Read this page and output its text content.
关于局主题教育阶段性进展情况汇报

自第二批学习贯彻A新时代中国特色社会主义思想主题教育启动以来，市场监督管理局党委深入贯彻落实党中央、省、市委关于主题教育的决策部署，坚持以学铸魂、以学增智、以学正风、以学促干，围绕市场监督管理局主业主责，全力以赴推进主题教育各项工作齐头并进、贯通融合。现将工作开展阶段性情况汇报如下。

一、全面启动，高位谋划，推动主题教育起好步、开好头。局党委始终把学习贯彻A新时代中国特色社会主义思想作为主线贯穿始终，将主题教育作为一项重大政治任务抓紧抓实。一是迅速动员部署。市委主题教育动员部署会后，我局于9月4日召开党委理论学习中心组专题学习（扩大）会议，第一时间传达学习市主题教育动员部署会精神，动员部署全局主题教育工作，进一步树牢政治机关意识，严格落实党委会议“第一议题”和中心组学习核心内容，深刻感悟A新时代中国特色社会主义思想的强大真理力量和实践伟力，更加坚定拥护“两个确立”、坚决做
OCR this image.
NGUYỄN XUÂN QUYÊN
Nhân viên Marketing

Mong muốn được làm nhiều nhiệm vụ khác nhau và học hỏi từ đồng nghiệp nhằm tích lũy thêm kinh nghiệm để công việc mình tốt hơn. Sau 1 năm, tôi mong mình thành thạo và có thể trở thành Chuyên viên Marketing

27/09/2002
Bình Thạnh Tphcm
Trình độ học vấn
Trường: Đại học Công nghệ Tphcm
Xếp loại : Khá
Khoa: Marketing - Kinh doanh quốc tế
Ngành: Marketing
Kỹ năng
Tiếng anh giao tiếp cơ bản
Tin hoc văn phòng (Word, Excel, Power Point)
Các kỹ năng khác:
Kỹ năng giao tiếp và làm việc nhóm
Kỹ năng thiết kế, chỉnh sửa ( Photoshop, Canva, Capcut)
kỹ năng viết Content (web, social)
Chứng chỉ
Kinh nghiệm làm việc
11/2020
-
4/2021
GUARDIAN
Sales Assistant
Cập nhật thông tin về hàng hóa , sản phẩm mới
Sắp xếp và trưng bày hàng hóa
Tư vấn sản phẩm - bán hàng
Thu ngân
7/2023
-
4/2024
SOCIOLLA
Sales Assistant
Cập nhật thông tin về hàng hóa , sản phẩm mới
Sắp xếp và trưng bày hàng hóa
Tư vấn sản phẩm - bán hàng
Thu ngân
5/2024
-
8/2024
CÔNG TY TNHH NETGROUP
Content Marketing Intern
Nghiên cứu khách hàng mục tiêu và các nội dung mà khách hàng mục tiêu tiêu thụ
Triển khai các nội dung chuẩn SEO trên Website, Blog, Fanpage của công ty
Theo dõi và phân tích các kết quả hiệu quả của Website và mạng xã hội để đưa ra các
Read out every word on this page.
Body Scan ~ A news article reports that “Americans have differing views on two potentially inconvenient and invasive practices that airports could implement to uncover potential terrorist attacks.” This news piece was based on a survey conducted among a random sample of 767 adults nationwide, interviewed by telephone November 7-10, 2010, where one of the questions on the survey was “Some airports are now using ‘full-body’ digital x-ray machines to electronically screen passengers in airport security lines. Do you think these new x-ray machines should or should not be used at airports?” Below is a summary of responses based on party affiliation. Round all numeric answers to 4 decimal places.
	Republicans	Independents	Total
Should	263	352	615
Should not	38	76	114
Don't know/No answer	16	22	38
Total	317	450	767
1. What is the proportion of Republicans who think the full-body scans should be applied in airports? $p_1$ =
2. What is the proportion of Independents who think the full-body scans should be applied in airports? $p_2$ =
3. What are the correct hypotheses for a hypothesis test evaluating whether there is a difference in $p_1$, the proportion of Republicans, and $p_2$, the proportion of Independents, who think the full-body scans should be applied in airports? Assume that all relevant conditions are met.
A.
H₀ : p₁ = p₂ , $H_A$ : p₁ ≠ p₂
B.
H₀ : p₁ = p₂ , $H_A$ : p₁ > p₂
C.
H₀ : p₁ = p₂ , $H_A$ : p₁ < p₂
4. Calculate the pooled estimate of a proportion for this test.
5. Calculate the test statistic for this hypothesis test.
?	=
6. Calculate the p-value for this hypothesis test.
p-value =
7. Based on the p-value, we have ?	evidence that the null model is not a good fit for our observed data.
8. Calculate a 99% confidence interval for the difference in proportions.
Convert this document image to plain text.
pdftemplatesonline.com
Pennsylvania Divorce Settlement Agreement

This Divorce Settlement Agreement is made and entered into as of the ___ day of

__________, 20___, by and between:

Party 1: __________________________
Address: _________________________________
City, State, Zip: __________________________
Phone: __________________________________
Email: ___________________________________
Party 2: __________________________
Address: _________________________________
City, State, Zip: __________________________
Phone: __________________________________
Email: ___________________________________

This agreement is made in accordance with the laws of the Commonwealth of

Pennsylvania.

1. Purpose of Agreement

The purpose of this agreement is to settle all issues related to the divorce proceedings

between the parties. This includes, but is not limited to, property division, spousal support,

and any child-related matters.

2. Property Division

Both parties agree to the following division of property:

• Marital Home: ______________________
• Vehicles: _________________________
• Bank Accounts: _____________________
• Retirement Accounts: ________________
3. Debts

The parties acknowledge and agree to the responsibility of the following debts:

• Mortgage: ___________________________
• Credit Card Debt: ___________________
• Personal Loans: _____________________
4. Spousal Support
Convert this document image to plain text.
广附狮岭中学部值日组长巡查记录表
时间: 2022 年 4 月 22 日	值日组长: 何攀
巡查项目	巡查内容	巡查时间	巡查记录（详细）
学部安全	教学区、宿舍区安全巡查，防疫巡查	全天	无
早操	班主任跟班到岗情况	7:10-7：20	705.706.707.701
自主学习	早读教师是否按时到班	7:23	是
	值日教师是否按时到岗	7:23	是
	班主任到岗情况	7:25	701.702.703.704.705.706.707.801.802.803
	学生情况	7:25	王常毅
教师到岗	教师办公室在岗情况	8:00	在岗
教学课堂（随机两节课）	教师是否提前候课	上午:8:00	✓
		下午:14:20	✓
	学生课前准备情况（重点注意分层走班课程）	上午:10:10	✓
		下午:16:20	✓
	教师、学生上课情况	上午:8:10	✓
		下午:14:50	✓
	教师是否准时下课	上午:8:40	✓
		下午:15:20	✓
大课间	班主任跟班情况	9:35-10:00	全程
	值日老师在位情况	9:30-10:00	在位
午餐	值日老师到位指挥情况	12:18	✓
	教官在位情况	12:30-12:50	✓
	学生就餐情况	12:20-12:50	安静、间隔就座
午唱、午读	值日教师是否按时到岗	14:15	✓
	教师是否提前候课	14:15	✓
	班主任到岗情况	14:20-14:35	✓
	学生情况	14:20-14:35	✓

- _TASK DESCRIPTION_: Copy each record from above without leaving any out.

- _FULL OUTPUT_:
Read this page and output its text content.
关于局主题教育阶段性进展情况汇报

自第二批学习贯彻A新时代中国特色社会主义思想主题教育启动以来，市场监督管理局党委深入贯彻落实党中央、省、市委关于主题教育的决策部署，坚持以学铸魂、以学增智、以学正风、以学促干，围绕市场监督管理局主业主责，全力以赴推进主题教育各项工作齐头并进、贯通融合。现将工作开展阶段性情况汇报如下。

一、全面启动，高位谋划，推动主题教育起好步、开好头。局党委始终把学习贯彻A新时代中国特色社会主义思想作为主线贯穿始终，将主题教育作为一项重大政治任务抓紧抓实。一是迅速动员部署。市委主题教育动员部署会后，我局于9月4日召开党委理论学习中心组专题学习（扩大）会议，第一时间传达学习市主题教育动员部署会精神，动员部署全局主题教育工作，进一步树牢政治机关意识，严格落实党委会议“第一议题”和中心组学习核心内容，深刻感悟A新时代中国特色社会主义思想的强大真理力量和实践伟力，更加坚定拥护“两个确立”、坚决做
OCR this image.
NGUYỄN XUÂN QUYÊN
Nhân viên Marketing

Mong muốn được làm nhiều nhiệm vụ khác nhau và học hỏi từ đồng nghiệp nhằm tích lũy thêm kinh nghiệm để công việc mình tốt hơn. Sau 1 năm, tôi mong mình thành thạo và có thể trở thành Chuyên viên Marketing

27/09/2002
Bình Thạnh Tphcm
Trình độ học vấn
Trường: Đại học Công nghệ Tphcm
Xếp loại : Khá
Khoa: Marketing - Kinh doanh quốc tế
Ngành: Marketing
Kỹ năng
Tiếng anh giao tiếp cơ bản
Tin hoc văn phòng (Word, Excel, Power Point)
Các kỹ năng khác:
Kỹ năng giao tiếp và làm việc nhóm
Kỹ năng thiết kế, chỉnh sửa ( Photoshop, Canva, Capcut)
kỹ năng viết Content (web, social)
Chứng chỉ
Kinh nghiệm làm việc
11/2020
-
4/2021
GUARDIAN
Sales Assistant
Cập nhật thông tin về hàng hóa , sản phẩm mới
Sắp xếp và trưng bày hàng hóa
Tư vấn sản phẩm - bán hàng
Thu ngân
7/2023
-
4/2024
SOCIOLLA
Sales Assistant
Cập nhật thông tin về hàng hóa , sản phẩm mới
Sắp xếp và trưng bày hàng hóa
Tư vấn sản phẩm - bán hàng
Thu ngân
5/2024
-
8/2024
CÔNG TY TNHH NETGROUP
Content Marketing Intern
Nghiên cứu khách hàng mục tiêu và các nội dung mà khách hàng mục tiêu tiêu thụ
Triển khai các nội dung chuẩn SEO trên Website, Blog, Fanpage của công ty
Theo dõi và phân tích các kết quả hiệu quả của Website và mạng xã hội để đưa ra các
Read out every word on this page.
Body Scan ~ A news article reports that “Americans have differing views on two potentially inconvenient and invasive practices that airports could implement to uncover potential terrorist attacks.” This news piece was based on a survey conducted among a random sample of 767 adults nationwide, interviewed by telephone November 7-10, 2010, where one of the questions on the survey was “Some airports are now using ‘full-body’ digital x-ray machines to electronically screen passengers in airport security lines. Do you think these new x-ray machines should or should not be used at airports?” Below is a summary of responses based on party affiliation. Round all numeric answers to 4 decimal places.
	Republicans	Independents	Total
Should	263	352	615
Should not	38	76	114
Don't know/No answer	16	22	38
Total	317	450	767
1. What is the proportion of Republicans who think the full-body scans should be applied in airports? $p_1$ =
2. What is the proportion of Independents who think the full-body scans should be applied in airports? $p_2$ =
3. What are the correct hypotheses for a hypothesis test evaluating whether there is a difference in $p_1$, the proportion of Republicans, and $p_2$, the proportion of Independents, who think the full-body scans should be applied in airports? Assume that all relevant conditions are met.
A.
H₀ : p₁ = p₂ , $H_A$ : p₁ ≠ p₂
B.
H₀ : p₁ = p₂ , $H_A$ : p₁ > p₂
C.
H₀ : p₁ = p₂ , $H_A$ : p₁ < p₂
4. Calculate the pooled estimate of a proportion for this test.
5. Calculate the test statistic for this hypothesis test.
?	=
6. Calculate the p-value for this hypothesis test.
p-value =
7. Based on the p-value, we have ?	evidence that the null model is not a good fit for our observed data.
8. Calculate a 99% confidence interval for the difference in proportions.
Convert this document image to plain text.
pdftemplatesonline.com
Pennsylvania Divorce Settlement Agreement

This Divorce Settlement Agreement is made and entered into as of the ___ day of

__________, 20___, by and between:

Party 1: __________________________
Address: _________________________________
City, State, Zip: __________________________
Phone: __________________________________
Email: ___________________________________
Party 2: __________________________
Address: _________________________________
City, State, Zip: __________________________
Phone: __________________________________
Email: ___________________________________

This agreement is made in accordance with the laws of the Commonwealth of

Pennsylvania.

1. Purpose of Agreement

The purpose of this agreement is to settle all issues related to the divorce proceedings

between the parties. This includes, but is not limited to, property division, spousal support,

and any child-related matters.

2. Property Division

Both parties agree to the following division of property:

• Marital Home: ______________________
• Vehicles: _________________________
• Bank Accounts: _____________________
• Retirement Accounts: ________________
3. Debts

The parties acknowledge and agree to the responsibility of the following debts:

• Mortgage: ___________________________
• Credit Card Debt: ___________________
• Personal Loans: _____________________
4. Spousal Support
Convert this document image to plain text.
广附狮岭中学部值日组长巡查记录表
时间: 2022 年 4 月 22 日	值日组长: 何攀
巡查项目	巡查内容	巡查时间	巡查记录（详细）
学部安全	教学区、宿舍区安全巡查，防疫巡查	全天	无
早操	班主任跟班到岗情况	7:10-7：20	705.706.707.701
自主学习	早读教师是否按时到班	7:23	是
	值日教师是否按时到岗	7:23	是
	班主任到岗情况	7:25	701.702.703.704.705.706.707.801.802.803
	学生情况	7:25	王常毅
教师到岗	教师办公室在岗情况	8:00	在岗
教学课堂（随机两节课）	教师是否提前候课	上午:8:00	✓
		下午:14:20	✓
	学生课前准备情况（重点注意分层走班课程）	上午:10:10	✓
		下午:16:20	✓
	教师、学生上课情况	上午:8:10	✓
		下午:14:50	✓
	教师是否准时下课	上午:8:40	✓
		下午:15:20	✓
大课间	班主任跟班情况	9:35-10:00	全程
	值日老师在位情况	9:30-10:00	在位
午餐	值日老师到位指挥情况	12:18	✓
	教官在位情况	12:30-12:50	✓
	学生就餐情况	12:20-12:50	安静、间隔就座
午唱、午读	值日教师是否按时到岗	14:15	✓
	教师是否提前候课	14:15	✓
	班主任到岗情况	14:20-14:35	✓
	学生情况	14:20-14:35	✓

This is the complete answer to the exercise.